* What the task requires
The data below needs to be returned exactly, line for line.

---------- Listed entries ----------

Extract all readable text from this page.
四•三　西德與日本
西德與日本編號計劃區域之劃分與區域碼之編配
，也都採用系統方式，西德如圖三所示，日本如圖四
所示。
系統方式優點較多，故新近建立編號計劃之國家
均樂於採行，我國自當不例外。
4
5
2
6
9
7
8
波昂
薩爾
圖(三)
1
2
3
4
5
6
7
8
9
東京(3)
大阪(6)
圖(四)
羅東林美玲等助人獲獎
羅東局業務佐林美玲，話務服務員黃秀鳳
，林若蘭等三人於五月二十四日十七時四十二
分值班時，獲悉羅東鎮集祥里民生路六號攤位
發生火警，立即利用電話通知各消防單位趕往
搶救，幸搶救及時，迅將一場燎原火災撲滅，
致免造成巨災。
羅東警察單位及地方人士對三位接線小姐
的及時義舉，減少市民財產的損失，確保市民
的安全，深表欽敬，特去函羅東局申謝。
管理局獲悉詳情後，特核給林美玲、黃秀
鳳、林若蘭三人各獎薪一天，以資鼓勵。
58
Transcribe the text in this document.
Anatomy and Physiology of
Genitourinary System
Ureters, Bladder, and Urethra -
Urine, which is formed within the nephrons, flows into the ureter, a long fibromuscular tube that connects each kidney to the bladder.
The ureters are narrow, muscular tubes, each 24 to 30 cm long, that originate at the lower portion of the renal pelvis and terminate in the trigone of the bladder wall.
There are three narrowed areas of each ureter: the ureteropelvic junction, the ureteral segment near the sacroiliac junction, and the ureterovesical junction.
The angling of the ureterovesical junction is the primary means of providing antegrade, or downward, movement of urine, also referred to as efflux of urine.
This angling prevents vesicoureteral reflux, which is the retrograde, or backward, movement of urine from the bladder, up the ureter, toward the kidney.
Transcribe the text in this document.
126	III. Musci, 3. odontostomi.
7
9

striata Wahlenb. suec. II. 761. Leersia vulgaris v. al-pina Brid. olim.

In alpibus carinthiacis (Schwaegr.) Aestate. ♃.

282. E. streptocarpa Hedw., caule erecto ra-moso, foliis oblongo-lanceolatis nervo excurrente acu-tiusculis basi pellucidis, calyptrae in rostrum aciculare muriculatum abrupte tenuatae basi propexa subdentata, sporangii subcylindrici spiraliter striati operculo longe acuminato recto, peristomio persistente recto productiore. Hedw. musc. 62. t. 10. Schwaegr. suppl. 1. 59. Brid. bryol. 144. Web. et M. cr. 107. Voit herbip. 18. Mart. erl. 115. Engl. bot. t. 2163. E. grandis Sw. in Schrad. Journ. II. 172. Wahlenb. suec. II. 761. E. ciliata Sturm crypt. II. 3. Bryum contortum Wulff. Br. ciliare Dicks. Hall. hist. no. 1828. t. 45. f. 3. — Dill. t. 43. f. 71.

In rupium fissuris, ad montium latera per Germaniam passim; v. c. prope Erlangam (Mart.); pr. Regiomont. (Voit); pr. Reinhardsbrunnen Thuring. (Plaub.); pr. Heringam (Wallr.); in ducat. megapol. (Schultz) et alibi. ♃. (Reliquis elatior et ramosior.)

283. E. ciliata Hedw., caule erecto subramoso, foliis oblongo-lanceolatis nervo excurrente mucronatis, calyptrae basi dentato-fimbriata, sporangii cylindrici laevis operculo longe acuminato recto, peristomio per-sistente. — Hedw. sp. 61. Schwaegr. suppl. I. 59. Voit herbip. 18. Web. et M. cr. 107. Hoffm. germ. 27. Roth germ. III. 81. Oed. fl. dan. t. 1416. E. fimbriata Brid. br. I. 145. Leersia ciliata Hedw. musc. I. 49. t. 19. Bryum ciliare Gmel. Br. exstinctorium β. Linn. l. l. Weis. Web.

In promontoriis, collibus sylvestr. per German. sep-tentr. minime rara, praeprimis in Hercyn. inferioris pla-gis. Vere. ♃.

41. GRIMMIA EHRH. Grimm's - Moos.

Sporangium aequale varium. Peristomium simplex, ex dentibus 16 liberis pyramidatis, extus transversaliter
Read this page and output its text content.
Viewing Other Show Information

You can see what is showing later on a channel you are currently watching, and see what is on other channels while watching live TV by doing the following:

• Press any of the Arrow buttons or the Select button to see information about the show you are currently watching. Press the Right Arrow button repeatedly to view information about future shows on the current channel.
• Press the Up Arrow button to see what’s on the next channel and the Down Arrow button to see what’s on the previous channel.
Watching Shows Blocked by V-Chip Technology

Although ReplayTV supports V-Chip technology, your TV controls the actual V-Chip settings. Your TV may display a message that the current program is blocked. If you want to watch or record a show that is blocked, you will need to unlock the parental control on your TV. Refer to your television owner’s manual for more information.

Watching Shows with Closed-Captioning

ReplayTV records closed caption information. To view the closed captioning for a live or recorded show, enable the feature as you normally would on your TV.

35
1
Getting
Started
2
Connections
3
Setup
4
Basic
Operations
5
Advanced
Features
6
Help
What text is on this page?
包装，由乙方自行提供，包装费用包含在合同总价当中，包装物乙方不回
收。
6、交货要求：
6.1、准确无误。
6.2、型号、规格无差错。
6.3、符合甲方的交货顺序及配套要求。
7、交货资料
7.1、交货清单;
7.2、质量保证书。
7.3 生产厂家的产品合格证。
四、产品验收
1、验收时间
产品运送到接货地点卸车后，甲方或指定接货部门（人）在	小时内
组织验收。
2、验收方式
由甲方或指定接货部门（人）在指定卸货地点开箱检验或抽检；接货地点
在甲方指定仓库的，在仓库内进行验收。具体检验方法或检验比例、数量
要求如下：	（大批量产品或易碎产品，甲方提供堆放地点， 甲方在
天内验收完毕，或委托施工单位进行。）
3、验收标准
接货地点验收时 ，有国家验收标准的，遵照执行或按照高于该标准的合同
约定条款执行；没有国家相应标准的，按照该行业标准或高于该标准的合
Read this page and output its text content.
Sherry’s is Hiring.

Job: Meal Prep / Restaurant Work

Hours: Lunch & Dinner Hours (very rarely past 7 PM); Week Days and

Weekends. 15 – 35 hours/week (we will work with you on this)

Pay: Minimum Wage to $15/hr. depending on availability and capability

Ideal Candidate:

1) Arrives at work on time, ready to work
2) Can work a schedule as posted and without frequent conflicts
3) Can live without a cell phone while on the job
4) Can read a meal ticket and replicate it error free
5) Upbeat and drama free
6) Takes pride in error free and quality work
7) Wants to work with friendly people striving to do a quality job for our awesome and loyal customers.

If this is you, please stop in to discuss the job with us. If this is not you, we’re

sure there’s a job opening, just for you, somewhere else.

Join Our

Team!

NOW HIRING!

----------

* Answer to this exercise
Extract all readable text from this page.
四•三　西德與日本
西德與日本編號計劃區域之劃分與區域碼之編配
，也都採用系統方式，西德如圖三所示，日本如圖四
所示。
系統方式優點較多，故新近建立編號計劃之國家
均樂於採行，我國自當不例外。
4
5
2
6
9
7
8
波昂
薩爾
圖(三)
1
2
3
4
5
6
7
8
9
東京(3)
大阪(6)
圖(四)
羅東林美玲等助人獲獎
羅東局業務佐林美玲，話務服務員黃秀鳳
，林若蘭等三人於五月二十四日十七時四十二
分值班時，獲悉羅東鎮集祥里民生路六號攤位
發生火警，立即利用電話通知各消防單位趕往
搶救，幸搶救及時，迅將一場燎原火災撲滅，
致免造成巨災。
羅東警察單位及地方人士對三位接線小姐
的及時義舉，減少市民財產的損失，確保市民
的安全，深表欽敬，特去函羅東局申謝。
管理局獲悉詳情後，特核給林美玲、黃秀
鳳、林若蘭三人各獎薪一天，以資鼓勵。
58
Transcribe the text in this document.
Anatomy and Physiology of
Genitourinary System
Ureters, Bladder, and Urethra -
Urine, which is formed within the nephrons, flows into the ureter, a long fibromuscular tube that connects each kidney to the bladder.
The ureters are narrow, muscular tubes, each 24 to 30 cm long, that originate at the lower portion of the renal pelvis and terminate in the trigone of the bladder wall.
There are three narrowed areas of each ureter: the ureteropelvic junction, the ureteral segment near the sacroiliac junction, and the ureterovesical junction.
The angling of the ureterovesical junction is the primary means of providing antegrade, or downward, movement of urine, also referred to as efflux of urine.
This angling prevents vesicoureteral reflux, which is the retrograde, or backward, movement of urine from the bladder, up the ureter, toward the kidney.
Transcribe the text in this document.
126	III. Musci, 3. odontostomi.
7
9

striata Wahlenb. suec. II. 761. Leersia vulgaris v. al-pina Brid. olim.

In alpibus carinthiacis (Schwaegr.) Aestate. ♃.

282. E. streptocarpa Hedw., caule erecto ra-moso, foliis oblongo-lanceolatis nervo excurrente acu-tiusculis basi pellucidis, calyptrae in rostrum aciculare muriculatum abrupte tenuatae basi propexa subdentata, sporangii subcylindrici spiraliter striati operculo longe acuminato recto, peristomio persistente recto productiore. Hedw. musc. 62. t. 10. Schwaegr. suppl. 1. 59. Brid. bryol. 144. Web. et M. cr. 107. Voit herbip. 18. Mart. erl. 115. Engl. bot. t. 2163. E. grandis Sw. in Schrad. Journ. II. 172. Wahlenb. suec. II. 761. E. ciliata Sturm crypt. II. 3. Bryum contortum Wulff. Br. ciliare Dicks. Hall. hist. no. 1828. t. 45. f. 3. — Dill. t. 43. f. 71.

In rupium fissuris, ad montium latera per Germaniam passim; v. c. prope Erlangam (Mart.); pr. Regiomont. (Voit); pr. Reinhardsbrunnen Thuring. (Plaub.); pr. Heringam (Wallr.); in ducat. megapol. (Schultz) et alibi. ♃. (Reliquis elatior et ramosior.)

283. E. ciliata Hedw., caule erecto subramoso, foliis oblongo-lanceolatis nervo excurrente mucronatis, calyptrae basi dentato-fimbriata, sporangii cylindrici laevis operculo longe acuminato recto, peristomio per-sistente. — Hedw. sp. 61. Schwaegr. suppl. I. 59. Voit herbip. 18. Web. et M. cr. 107. Hoffm. germ. 27. Roth germ. III. 81. Oed. fl. dan. t. 1416. E. fimbriata Brid. br. I. 145. Leersia ciliata Hedw. musc. I. 49. t. 19. Bryum ciliare Gmel. Br. exstinctorium β. Linn. l. l. Weis. Web.

In promontoriis, collibus sylvestr. per German. sep-tentr. minime rara, praeprimis in Hercyn. inferioris pla-gis. Vere. ♃.

41. GRIMMIA EHRH. Grimm's - Moos.

Sporangium aequale varium. Peristomium simplex, ex dentibus 16 liberis pyramidatis, extus transversaliter
Read this page and output its text content.
Viewing Other Show Information

You can see what is showing later on a channel you are currently watching, and see what is on other channels while watching live TV by doing the following:

• Press any of the Arrow buttons or the Select button to see information about the show you are currently watching. Press the Right Arrow button repeatedly to view information about future shows on the current channel.
• Press the Up Arrow button to see what’s on the next channel and the Down Arrow button to see what’s on the previous channel.
Watching Shows Blocked by V-Chip Technology

Although ReplayTV supports V-Chip technology, your TV controls the actual V-Chip settings. Your TV may display a message that the current program is blocked. If you want to watch or record a show that is blocked, you will need to unlock the parental control on your TV. Refer to your television owner’s manual for more information.

Watching Shows with Closed-Captioning

ReplayTV records closed caption information. To view the closed captioning for a live or recorded show, enable the feature as you normally would on your TV.

35
1
Getting
Started
2
Connections
3
Setup
4
Basic
Operations
5
Advanced
Features
6
Help
What text is on this page?
包装，由乙方自行提供，包装费用包含在合同总价当中，包装物乙方不回
收。
6、交货要求：
6.1、准确无误。
6.2、型号、规格无差错。
6.3、符合甲方的交货顺序及配套要求。
7、交货资料
7.1、交货清单;
7.2、质量保证书。
7.3 生产厂家的产品合格证。
四、产品验收
1、验收时间
产品运送到接货地点卸车后，甲方或指定接货部门（人）在	小时内
组织验收。
2、验收方式
由甲方或指定接货部门（人）在指定卸货地点开箱检验或抽检；接货地点
在甲方指定仓库的，在仓库内进行验收。具体检验方法或检验比例、数量
要求如下：	（大批量产品或易碎产品，甲方提供堆放地点， 甲方在
天内验收完毕，或委托施工单位进行。）
3、验收标准
接货地点验收时 ，有国家验收标准的，遵照执行或按照高于该标准的合同
约定条款执行；没有国家相应标准的，按照该行业标准或高于该标准的合
Read this page and output its text content.
Sherry’s is Hiring.

Job: Meal Prep / Restaurant Work

Hours: Lunch & Dinner Hours (very rarely past 7 PM); Week Days and

Weekends. 15 – 35 hours/week (we will work with you on this)

Pay: Minimum Wage to $15/hr. depending on availability and capability

Ideal Candidate:

1) Arrives at work on time, ready to work
2) Can work a schedule as posted and without frequent conflicts
3) Can live without a cell phone while on the job
4) Can read a meal ticket and replicate it error free
5) Upbeat and drama free
6) Takes pride in error free and quality work
7) Wants to work with friendly people striving to do a quality job for our awesome and loyal customers.

If this is you, please stop in to discuss the job with us. If this is not you, we’re

sure there’s a job opening, just for you, somewhere else.

Join Our

Team!

NOW HIRING!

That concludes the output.